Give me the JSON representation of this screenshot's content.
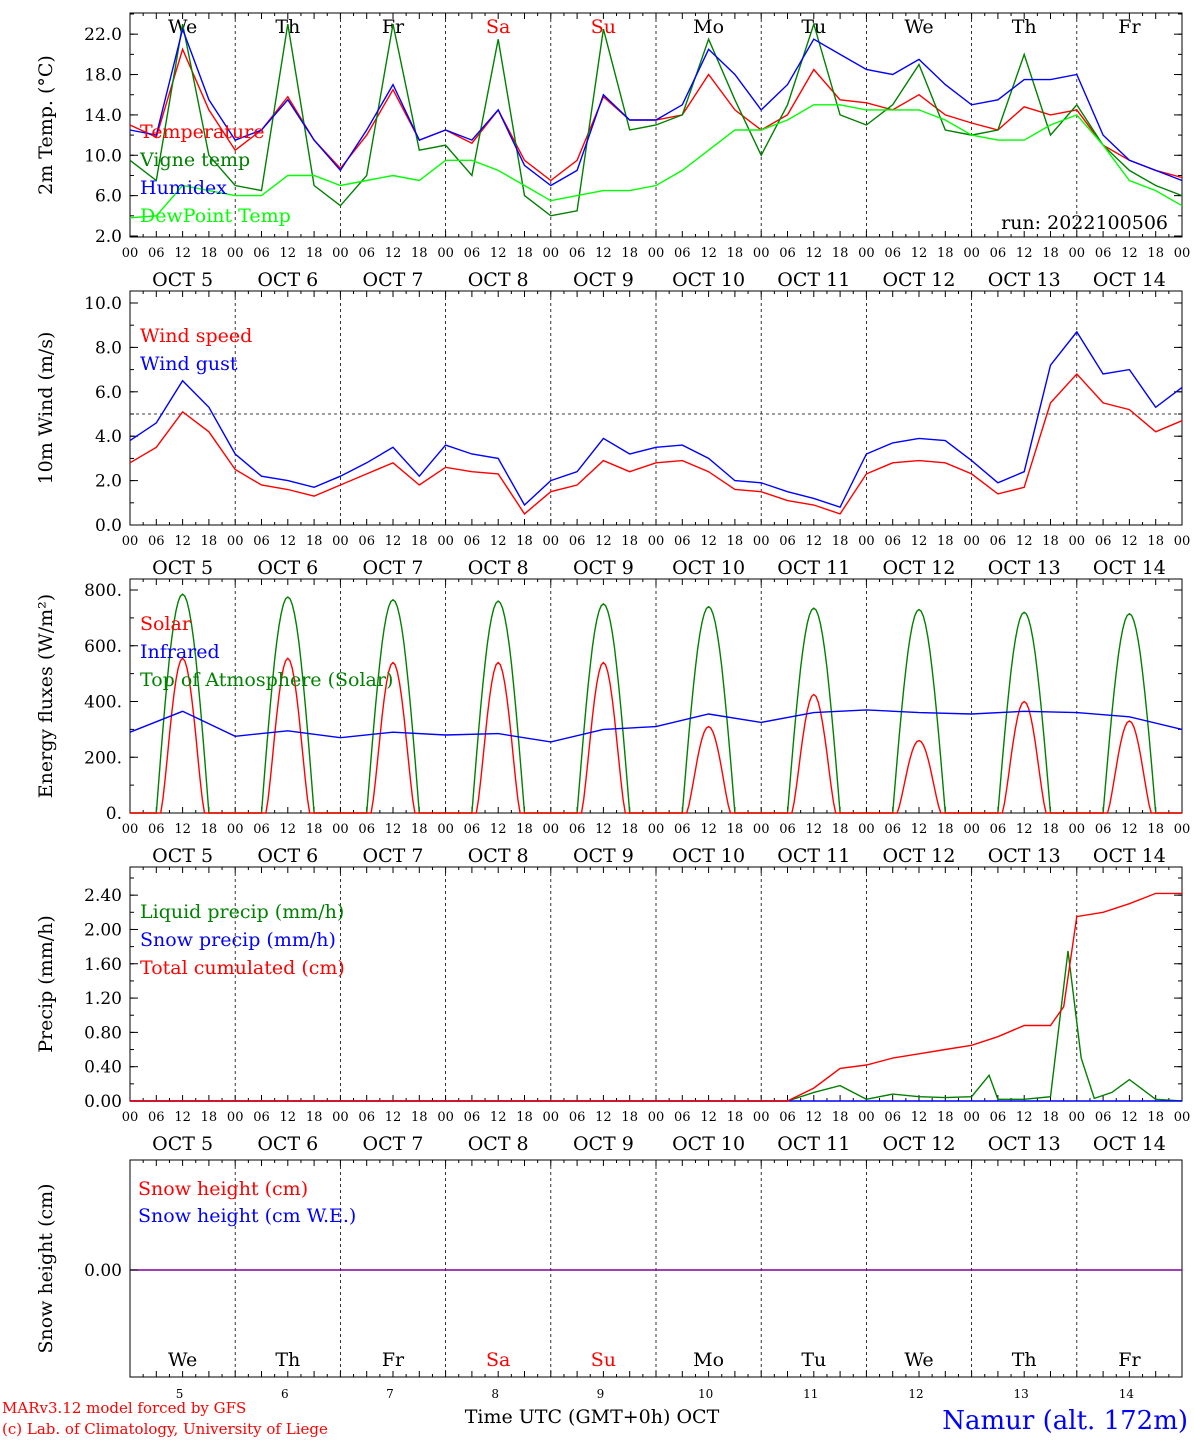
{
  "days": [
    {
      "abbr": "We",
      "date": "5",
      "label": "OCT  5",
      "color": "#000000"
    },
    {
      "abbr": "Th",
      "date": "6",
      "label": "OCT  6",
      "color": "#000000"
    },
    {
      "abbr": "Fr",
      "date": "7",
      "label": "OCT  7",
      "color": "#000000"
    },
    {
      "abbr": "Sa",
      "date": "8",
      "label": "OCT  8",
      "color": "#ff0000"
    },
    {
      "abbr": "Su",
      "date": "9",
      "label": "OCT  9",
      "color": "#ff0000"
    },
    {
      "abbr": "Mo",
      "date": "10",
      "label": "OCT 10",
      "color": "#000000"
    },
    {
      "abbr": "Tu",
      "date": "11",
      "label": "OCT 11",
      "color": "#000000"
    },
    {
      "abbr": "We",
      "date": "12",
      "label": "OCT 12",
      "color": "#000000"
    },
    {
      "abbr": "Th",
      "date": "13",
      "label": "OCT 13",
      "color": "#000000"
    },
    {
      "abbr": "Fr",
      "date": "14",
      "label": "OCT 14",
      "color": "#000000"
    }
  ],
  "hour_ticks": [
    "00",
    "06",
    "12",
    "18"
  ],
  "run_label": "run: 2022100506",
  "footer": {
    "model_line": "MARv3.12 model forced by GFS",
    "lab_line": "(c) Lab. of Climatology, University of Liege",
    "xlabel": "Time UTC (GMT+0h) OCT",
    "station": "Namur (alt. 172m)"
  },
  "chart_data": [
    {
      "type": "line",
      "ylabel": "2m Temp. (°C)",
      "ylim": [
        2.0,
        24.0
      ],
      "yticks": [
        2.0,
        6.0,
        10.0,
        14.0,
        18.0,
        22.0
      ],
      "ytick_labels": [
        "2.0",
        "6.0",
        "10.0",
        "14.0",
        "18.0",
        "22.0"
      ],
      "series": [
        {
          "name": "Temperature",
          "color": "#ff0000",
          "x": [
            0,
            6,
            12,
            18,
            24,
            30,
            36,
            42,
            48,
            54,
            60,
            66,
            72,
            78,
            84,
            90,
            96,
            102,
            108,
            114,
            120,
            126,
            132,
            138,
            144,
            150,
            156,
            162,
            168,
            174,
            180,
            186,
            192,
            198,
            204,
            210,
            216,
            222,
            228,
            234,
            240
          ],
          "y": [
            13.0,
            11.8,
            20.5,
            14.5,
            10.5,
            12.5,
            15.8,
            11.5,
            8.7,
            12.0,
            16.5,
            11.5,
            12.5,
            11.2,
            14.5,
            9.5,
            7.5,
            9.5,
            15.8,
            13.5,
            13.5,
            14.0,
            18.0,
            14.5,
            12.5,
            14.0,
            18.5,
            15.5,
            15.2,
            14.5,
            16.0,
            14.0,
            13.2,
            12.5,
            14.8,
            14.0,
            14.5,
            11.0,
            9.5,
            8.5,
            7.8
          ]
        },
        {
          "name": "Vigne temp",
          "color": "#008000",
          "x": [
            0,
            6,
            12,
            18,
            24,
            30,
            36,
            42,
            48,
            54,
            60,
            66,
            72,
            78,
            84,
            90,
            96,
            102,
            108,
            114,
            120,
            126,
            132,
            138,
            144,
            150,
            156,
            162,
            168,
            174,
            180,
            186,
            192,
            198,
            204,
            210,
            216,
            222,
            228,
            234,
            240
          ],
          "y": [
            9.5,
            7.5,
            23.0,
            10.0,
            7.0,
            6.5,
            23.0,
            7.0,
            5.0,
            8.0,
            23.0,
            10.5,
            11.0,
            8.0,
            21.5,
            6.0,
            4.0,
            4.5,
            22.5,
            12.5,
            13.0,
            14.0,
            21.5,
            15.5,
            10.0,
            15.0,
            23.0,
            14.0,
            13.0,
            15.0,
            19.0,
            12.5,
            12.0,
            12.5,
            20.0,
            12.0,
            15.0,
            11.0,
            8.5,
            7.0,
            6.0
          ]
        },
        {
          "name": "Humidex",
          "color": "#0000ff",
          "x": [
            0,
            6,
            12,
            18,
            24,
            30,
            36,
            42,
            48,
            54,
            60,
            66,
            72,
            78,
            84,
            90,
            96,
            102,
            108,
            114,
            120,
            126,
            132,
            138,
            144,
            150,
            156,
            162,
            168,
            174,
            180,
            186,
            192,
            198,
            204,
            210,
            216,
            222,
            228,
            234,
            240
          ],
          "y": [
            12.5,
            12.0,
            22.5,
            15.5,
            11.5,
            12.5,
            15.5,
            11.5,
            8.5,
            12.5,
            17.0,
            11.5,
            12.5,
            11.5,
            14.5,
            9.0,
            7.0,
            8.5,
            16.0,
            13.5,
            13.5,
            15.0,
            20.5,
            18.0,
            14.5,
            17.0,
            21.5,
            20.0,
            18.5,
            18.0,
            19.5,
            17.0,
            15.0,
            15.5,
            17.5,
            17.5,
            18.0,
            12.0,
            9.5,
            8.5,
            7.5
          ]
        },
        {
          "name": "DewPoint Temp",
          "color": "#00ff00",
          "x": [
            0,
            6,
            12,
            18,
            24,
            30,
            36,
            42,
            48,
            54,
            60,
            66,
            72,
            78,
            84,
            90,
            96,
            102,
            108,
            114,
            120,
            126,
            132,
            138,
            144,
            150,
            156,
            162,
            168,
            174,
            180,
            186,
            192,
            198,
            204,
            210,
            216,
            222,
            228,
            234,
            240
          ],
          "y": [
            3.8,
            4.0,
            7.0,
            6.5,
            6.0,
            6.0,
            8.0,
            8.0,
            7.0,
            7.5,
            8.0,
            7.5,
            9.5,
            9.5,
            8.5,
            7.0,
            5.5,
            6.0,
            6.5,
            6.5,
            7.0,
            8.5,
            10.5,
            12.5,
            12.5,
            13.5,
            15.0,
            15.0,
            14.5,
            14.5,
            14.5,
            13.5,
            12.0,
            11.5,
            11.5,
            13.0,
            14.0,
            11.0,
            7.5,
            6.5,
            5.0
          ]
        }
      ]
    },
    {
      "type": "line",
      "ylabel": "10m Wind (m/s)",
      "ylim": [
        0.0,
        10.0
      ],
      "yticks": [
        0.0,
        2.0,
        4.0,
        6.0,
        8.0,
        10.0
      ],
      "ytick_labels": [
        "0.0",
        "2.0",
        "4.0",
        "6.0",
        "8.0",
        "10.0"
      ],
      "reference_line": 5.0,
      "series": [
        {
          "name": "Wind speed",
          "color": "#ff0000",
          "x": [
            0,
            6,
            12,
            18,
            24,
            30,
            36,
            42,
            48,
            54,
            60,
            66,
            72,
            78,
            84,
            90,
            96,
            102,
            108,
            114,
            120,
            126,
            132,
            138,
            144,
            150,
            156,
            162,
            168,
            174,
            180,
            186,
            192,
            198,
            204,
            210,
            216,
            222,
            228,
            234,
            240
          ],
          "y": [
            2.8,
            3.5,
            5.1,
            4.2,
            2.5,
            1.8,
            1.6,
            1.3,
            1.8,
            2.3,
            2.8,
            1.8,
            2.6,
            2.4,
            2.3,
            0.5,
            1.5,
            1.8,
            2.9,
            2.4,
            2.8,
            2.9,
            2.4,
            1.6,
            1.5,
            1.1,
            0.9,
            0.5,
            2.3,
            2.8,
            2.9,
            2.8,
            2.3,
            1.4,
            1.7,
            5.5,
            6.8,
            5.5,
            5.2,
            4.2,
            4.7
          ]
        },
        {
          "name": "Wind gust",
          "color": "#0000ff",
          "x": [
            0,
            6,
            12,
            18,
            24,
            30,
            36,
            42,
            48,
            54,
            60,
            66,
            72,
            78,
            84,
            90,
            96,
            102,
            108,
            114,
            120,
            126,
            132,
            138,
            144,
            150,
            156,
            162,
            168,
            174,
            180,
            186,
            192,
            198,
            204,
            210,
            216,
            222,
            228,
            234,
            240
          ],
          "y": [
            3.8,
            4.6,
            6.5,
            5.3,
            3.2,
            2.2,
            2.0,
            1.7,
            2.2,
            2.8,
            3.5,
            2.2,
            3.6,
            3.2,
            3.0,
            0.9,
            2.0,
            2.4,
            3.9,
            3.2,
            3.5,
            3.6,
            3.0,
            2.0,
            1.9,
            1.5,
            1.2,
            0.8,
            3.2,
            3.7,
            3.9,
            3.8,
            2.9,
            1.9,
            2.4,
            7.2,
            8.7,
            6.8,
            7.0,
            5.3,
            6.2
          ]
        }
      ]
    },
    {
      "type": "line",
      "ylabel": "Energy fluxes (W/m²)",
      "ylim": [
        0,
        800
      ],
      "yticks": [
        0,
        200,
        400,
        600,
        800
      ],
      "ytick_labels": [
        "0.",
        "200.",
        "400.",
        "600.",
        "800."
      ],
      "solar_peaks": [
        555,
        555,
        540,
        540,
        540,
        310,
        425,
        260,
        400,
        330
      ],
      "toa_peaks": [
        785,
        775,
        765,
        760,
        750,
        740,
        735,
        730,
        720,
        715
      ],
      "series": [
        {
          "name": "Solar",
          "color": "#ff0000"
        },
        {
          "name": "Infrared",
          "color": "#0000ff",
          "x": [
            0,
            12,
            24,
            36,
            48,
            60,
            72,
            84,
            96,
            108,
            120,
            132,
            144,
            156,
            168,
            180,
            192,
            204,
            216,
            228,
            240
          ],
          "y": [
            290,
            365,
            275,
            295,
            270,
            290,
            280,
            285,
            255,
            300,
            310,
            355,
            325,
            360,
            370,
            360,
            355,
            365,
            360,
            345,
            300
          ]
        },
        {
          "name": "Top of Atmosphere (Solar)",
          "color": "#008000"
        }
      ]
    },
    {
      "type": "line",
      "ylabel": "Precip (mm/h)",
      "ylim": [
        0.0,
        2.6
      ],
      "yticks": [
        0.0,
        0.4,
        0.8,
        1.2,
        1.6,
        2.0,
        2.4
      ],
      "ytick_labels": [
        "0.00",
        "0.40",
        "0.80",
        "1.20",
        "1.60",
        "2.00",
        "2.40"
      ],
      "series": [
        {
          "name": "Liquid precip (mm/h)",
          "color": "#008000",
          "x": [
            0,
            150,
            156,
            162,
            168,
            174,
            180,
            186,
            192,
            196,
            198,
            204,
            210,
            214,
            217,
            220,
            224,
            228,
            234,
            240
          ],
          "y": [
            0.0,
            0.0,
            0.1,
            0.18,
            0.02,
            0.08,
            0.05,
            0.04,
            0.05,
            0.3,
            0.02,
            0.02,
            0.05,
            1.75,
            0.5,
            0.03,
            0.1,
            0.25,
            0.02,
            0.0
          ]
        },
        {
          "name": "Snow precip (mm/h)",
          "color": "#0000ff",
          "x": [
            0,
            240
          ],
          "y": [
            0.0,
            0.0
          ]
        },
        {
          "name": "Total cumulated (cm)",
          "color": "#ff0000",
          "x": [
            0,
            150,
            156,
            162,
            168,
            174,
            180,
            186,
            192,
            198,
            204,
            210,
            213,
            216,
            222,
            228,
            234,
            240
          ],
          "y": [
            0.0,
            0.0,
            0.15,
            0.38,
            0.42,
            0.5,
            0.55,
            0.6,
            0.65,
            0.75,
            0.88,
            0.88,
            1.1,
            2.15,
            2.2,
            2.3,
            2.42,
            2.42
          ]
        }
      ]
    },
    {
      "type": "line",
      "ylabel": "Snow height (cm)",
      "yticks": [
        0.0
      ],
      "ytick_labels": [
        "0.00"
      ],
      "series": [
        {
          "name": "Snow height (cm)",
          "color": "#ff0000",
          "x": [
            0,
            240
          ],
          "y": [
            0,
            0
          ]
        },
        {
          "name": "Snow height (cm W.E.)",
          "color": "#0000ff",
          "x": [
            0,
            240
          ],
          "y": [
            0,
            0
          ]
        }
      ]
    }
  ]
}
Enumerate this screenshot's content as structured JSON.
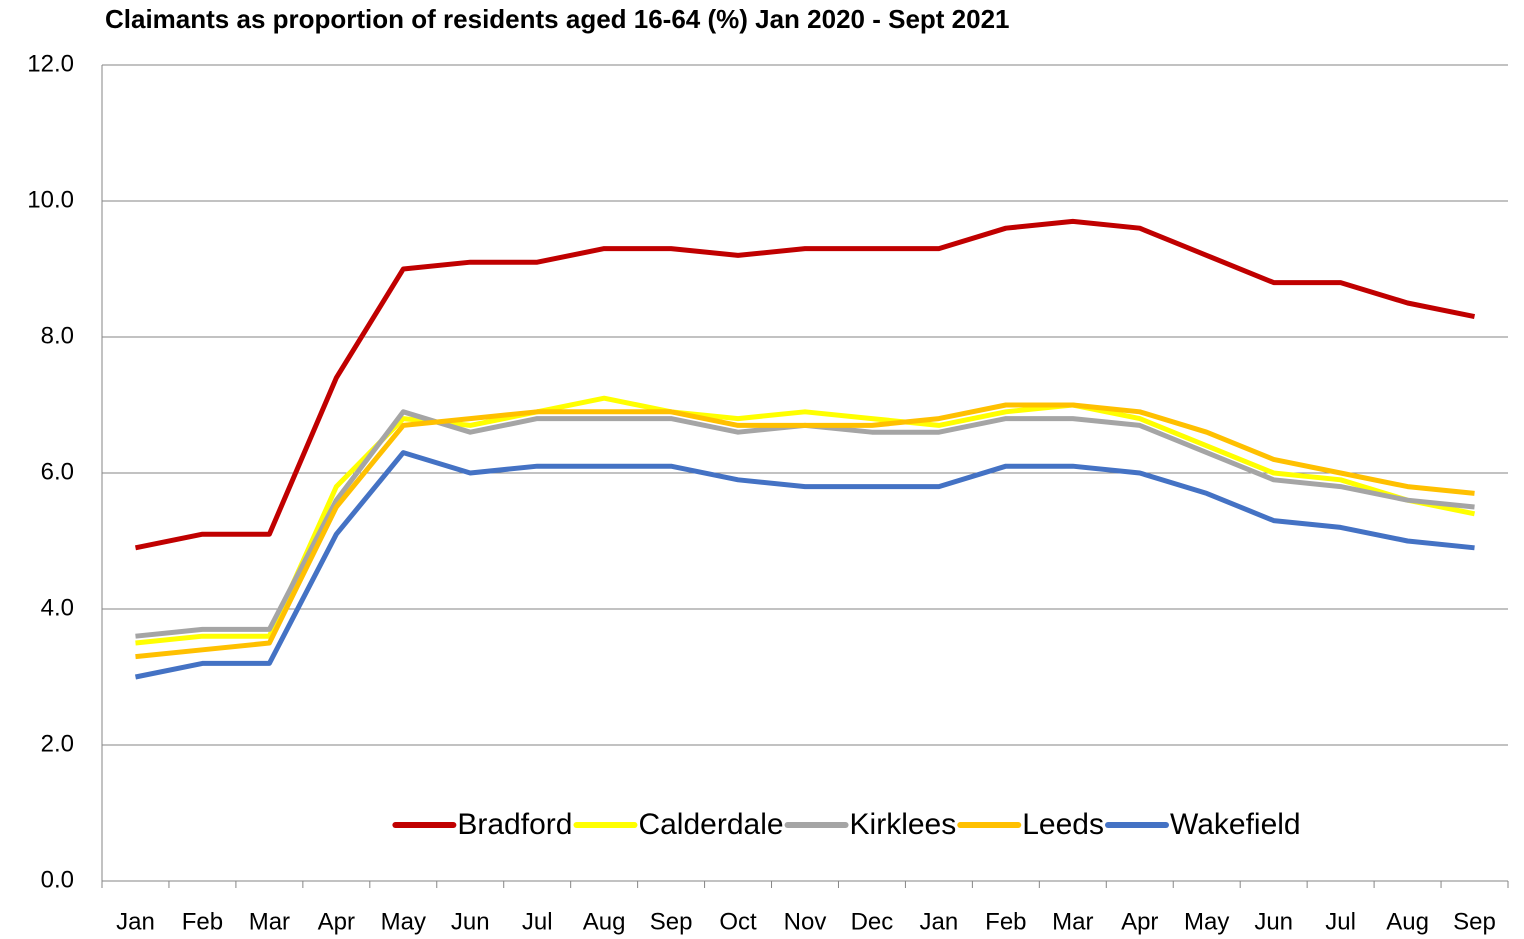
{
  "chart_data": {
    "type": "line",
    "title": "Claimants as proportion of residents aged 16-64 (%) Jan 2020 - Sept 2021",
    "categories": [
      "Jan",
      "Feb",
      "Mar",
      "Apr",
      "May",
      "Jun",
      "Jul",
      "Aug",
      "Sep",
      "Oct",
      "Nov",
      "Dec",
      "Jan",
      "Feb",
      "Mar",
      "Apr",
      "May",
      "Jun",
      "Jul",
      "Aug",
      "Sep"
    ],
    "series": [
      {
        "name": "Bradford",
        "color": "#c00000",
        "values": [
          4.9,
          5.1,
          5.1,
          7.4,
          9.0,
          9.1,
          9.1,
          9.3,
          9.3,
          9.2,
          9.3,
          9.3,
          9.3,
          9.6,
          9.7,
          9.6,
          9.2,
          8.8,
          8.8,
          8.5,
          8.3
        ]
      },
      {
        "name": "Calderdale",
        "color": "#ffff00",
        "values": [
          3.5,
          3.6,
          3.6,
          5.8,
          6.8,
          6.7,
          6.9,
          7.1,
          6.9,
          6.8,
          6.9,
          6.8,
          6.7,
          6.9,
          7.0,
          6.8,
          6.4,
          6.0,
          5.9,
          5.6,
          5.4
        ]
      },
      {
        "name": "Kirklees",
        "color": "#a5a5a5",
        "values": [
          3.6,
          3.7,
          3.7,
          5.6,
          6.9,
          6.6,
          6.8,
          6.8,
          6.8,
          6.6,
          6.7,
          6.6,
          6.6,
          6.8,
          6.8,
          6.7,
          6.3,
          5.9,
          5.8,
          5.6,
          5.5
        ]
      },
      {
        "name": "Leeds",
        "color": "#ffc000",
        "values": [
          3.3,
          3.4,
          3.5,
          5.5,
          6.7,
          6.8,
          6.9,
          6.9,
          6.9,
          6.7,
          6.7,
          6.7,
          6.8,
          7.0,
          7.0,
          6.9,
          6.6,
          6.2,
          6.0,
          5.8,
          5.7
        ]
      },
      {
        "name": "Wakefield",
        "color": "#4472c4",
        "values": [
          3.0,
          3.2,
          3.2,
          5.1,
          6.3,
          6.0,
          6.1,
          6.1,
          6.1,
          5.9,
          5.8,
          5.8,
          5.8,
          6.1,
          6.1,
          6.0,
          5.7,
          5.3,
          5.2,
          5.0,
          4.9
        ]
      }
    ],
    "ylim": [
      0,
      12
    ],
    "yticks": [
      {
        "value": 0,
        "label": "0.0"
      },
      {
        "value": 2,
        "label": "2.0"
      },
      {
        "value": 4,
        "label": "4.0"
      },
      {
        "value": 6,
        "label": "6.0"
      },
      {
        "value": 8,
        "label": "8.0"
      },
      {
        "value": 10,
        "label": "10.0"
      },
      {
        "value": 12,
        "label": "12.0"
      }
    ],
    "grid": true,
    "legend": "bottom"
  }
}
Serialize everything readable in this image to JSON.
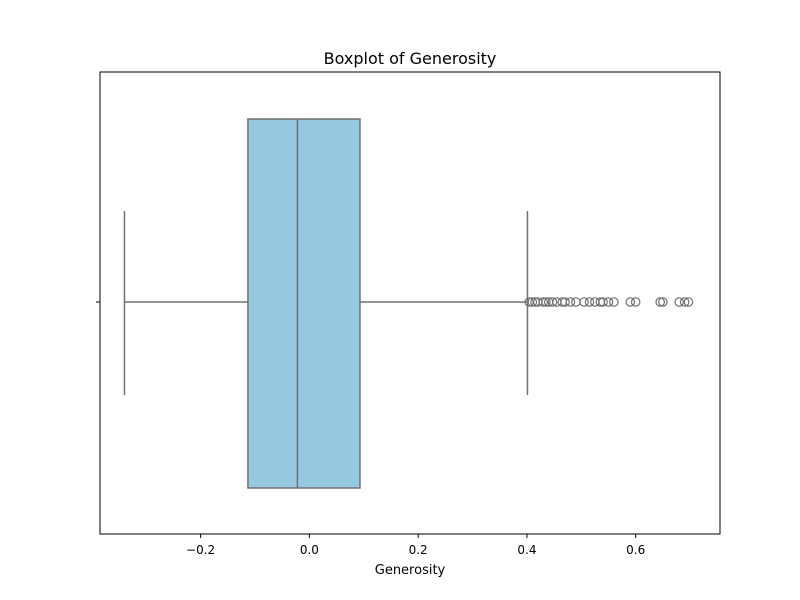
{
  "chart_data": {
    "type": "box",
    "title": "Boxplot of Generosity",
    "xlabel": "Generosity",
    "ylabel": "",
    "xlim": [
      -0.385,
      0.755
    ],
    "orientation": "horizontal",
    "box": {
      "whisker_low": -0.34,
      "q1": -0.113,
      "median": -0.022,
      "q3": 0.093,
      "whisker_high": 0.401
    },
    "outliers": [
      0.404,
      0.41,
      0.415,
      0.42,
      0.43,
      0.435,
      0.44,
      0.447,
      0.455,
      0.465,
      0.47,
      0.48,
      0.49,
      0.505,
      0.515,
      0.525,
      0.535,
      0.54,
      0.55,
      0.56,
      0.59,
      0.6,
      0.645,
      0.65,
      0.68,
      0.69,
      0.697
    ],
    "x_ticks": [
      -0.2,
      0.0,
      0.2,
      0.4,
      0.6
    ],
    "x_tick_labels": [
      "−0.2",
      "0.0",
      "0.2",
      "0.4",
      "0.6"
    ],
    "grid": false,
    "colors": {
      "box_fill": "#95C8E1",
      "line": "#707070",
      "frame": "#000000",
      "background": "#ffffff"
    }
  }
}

*What to do*
Lines that hold "Wind" are the ones to copy; find all of them.

*Complete output*
      "ylabel": "10m Wind (m/s)",
          "name": "Wind speed",
          "name": "Wind gust",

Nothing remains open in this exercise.